Netdev List
 help / color / mirror / Atom feed
From: Jacob Keller <jacob.e.keller@intel.com>
To: Tariq Toukan <tariqt@nvidia.com>,
	Eric Dumazet <edumazet@google.com>,
	Jakub Kicinski <kuba@kernel.org>, Paolo Abeni <pabeni@redhat.com>,
	"Andrew Lunn" <andrew+netdev@lunn.ch>,
	"David S. Miller" <davem@davemloft.net>
Cc: Saeed Mahameed <saeedm@nvidia.com>,
	Leon Romanovsky <leon@kernel.org>, Mark Bloch <mbloch@nvidia.com>,
	Nimrod Oren <noren@nvidia.com>, Yael Chemla <ychemla@nvidia.com>,
	Shay Drory <shayd@nvidia.com>, Or Har-Toov <ohartoov@nvidia.com>,
	Edward Srouji <edwards@nvidia.com>,
	Maher Sanalla <msanalla@nvidia.com>,
	Simon Horman <horms@kernel.org>, Parav Pandit <parav@nvidia.com>,
	Patrisious Haddad <phaddad@nvidia.com>,
	Kees Cook <kees@kernel.org>, Moshe Shemesh <moshe@nvidia.com>,
	<linux-kernel@vger.kernel.org>, <netdev@vger.kernel.org>,
	<linux-rdma@vger.kernel.org>, Gal Pressman <gal@nvidia.com>
Subject: Re: [PATCH net-next 00/13] net/mlx5: Add switchdev mode support for Socket Direct single netdev, part 1/2
Date: Wed, 27 May 2026 15:08:04 -0700	[thread overview]
Message-ID: <0a432449-2409-4e55-b17d-9d2fe1cc4860@intel.com> (raw)

▶ **MATERIAL PROVIDED**
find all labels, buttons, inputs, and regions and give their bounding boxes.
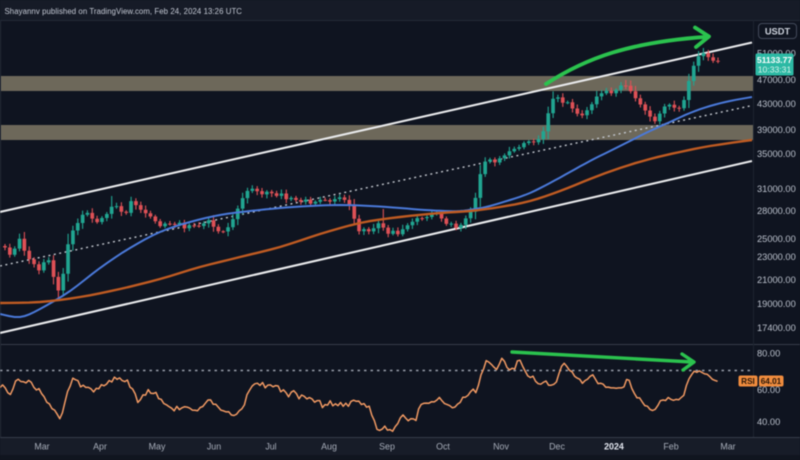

▶ **WHAT YOU SHOULD DO**
Answer from the email header:
(a) Who sent the message?
(b) How many patches are in the series named in the subject line?
(c) On what date was the message sent?
The material has no connection to the email header.

▶ **REPLY**
(a) Jacob Keller
(b) 13
(c) Wednesday, May 27, 2026